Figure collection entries
= = = = =

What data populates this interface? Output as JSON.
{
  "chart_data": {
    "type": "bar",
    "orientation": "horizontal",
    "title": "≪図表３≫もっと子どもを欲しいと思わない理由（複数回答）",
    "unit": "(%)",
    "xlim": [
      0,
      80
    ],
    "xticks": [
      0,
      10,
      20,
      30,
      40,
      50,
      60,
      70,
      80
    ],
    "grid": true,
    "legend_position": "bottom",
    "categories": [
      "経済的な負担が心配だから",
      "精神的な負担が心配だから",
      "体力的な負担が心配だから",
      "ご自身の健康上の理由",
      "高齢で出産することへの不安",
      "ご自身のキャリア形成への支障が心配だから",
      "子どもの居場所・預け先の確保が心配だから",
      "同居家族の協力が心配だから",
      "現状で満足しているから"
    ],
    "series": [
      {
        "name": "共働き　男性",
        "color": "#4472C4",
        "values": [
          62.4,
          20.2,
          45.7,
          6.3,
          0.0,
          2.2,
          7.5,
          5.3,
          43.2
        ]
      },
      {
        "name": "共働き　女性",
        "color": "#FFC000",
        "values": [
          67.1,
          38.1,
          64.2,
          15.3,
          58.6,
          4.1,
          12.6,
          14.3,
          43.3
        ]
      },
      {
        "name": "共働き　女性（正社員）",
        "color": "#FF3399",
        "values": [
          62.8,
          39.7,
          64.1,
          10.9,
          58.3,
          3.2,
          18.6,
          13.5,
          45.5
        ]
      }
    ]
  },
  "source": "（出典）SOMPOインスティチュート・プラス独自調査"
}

= = = = =

* AIM
Each record above should be output again exactly.

* SOLUTION TO THE PROBLEM
What data populates this interface? Output as JSON.
{
  "chart_data": {
    "type": "bar",
    "orientation": "horizontal",
    "title": "≪図表３≫もっと子どもを欲しいと思わない理由（複数回答）",
    "unit": "(%)",
    "xlim": [
      0,
      80
    ],
    "xticks": [
      0,
      10,
      20,
      30,
      40,
      50,
      60,
      70,
      80
    ],
    "grid": true,
    "legend_position": "bottom",
    "categories": [
      "経済的な負担が心配だから",
      "精神的な負担が心配だから",
      "体力的な負担が心配だから",
      "ご自身の健康上の理由",
      "高齢で出産することへの不安",
      "ご自身のキャリア形成への支障が心配だから",
      "子どもの居場所・預け先の確保が心配だから",
      "同居家族の協力が心配だから",
      "現状で満足しているから"
    ],
    "series": [
      {
        "name": "共働き　男性",
        "color": "#4472C4",
        "values": [
          62.4,
          20.2,
          45.7,
          6.3,
          0.0,
          2.2,
          7.5,
          5.3,
          43.2
        ]
      },
      {
        "name": "共働き　女性",
        "color": "#FFC000",
        "values": [
          67.1,
          38.1,
          64.2,
          15.3,
          58.6,
          4.1,
          12.6,
          14.3,
          43.3
        ]
      },
      {
        "name": "共働き　女性（正社員）",
        "color": "#FF3399",
        "values": [
          62.8,
          39.7,
          64.1,
          10.9,
          58.3,
          3.2,
          18.6,
          13.5,
          45.5
        ]
      }
    ]
  },
  "source": "（出典）SOMPOインスティチュート・プラス独自調査"
}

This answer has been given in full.